• Set problem:
How many lines in the entries below contain "nproblems"? Answer with the number only.
#### Records ####
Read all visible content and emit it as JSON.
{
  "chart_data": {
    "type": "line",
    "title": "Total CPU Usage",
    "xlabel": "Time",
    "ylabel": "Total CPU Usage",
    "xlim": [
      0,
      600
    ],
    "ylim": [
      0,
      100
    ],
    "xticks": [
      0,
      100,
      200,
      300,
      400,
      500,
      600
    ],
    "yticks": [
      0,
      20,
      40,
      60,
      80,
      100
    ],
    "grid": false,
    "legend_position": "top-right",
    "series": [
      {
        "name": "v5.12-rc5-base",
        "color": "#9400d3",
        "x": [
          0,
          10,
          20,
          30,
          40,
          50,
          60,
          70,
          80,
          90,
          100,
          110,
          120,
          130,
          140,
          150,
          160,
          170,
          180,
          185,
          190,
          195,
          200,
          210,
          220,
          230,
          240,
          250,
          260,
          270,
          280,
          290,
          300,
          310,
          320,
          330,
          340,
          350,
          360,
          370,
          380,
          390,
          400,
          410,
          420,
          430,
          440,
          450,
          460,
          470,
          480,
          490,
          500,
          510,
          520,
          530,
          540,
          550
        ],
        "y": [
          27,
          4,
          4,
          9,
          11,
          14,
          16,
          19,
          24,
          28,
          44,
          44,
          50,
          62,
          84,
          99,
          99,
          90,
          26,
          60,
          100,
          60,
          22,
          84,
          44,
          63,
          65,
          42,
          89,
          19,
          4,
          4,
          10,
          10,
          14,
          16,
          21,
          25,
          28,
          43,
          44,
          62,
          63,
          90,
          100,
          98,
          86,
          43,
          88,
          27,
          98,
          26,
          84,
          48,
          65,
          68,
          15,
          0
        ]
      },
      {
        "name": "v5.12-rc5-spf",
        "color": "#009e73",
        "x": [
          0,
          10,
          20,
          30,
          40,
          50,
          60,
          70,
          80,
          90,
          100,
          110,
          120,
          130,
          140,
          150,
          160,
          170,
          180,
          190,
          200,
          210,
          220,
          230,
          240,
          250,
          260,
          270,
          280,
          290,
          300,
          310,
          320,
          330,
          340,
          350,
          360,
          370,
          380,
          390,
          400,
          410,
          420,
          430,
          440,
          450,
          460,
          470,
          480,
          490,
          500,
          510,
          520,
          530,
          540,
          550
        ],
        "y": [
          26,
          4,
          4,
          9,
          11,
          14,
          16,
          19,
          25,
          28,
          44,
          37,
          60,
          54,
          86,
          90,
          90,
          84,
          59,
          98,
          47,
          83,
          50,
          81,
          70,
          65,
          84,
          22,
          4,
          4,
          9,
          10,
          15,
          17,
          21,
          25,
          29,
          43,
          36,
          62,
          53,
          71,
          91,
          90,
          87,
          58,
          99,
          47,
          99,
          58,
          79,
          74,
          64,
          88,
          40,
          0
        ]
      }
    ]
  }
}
####
#### Records ####
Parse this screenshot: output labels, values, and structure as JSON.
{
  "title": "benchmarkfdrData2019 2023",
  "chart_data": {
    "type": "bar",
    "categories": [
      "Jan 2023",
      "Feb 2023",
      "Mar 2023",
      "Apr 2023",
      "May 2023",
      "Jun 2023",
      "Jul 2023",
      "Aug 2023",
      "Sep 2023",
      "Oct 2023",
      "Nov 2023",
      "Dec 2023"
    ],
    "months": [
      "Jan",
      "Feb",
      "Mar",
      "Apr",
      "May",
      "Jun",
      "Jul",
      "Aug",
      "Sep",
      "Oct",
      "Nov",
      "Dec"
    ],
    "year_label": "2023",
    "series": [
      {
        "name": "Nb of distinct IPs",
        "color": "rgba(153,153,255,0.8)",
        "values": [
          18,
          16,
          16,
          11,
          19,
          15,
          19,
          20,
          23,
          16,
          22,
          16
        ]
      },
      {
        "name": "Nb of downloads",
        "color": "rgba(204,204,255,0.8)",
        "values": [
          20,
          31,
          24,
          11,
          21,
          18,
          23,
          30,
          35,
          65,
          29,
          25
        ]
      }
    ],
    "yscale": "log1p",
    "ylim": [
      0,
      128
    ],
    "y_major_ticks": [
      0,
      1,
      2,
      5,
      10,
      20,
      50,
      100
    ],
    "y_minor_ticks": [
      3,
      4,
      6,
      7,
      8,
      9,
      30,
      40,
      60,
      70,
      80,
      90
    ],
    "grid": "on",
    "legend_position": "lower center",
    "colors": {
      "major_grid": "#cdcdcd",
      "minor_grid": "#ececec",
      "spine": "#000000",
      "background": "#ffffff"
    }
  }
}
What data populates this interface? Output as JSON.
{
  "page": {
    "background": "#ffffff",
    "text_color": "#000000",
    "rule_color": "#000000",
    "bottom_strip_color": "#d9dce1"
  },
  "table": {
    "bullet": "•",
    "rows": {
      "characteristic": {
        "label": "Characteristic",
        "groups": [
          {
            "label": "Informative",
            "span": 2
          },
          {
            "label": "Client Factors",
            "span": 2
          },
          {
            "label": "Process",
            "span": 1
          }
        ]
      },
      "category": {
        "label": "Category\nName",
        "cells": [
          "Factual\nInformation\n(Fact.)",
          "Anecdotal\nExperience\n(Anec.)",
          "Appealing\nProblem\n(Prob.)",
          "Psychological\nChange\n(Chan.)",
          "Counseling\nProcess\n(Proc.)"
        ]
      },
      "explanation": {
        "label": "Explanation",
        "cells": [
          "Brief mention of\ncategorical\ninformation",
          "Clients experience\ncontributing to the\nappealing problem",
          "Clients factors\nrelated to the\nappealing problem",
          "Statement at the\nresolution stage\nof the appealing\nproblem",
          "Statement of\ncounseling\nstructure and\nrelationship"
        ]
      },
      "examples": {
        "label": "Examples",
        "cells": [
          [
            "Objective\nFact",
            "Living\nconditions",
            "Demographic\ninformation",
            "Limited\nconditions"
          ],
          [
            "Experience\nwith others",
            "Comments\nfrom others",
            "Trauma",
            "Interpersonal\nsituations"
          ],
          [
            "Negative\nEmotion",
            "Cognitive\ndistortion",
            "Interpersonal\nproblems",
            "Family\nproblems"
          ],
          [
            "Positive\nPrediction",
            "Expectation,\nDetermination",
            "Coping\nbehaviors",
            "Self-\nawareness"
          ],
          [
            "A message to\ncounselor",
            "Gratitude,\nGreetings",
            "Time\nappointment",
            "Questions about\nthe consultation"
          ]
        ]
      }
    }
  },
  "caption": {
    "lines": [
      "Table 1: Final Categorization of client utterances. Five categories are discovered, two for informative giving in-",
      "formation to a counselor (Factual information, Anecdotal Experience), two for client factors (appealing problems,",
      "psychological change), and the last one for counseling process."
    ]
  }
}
####
#### Records ####
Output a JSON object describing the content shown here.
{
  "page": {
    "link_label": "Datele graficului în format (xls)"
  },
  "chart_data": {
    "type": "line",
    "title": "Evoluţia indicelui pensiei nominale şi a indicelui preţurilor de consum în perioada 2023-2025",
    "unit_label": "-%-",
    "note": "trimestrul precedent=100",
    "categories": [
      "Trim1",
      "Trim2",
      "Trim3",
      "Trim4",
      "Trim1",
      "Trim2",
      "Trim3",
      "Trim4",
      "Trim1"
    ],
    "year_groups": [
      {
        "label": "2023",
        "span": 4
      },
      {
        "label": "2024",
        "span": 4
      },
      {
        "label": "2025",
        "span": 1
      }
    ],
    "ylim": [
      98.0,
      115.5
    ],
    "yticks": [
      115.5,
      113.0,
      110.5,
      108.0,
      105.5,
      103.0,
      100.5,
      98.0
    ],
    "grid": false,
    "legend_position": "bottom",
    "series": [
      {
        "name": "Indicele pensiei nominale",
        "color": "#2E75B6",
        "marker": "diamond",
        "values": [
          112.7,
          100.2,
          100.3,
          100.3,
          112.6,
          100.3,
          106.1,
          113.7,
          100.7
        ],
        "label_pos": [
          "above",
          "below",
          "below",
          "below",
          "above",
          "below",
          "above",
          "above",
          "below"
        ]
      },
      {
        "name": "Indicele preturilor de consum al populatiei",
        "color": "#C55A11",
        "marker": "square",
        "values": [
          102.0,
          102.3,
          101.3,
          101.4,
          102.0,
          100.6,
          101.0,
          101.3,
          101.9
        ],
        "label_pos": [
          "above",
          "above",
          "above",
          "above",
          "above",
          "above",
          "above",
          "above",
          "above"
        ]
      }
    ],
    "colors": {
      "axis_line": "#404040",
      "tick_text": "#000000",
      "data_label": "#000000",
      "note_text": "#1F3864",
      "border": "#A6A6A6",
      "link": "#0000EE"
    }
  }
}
####
• Full response:
2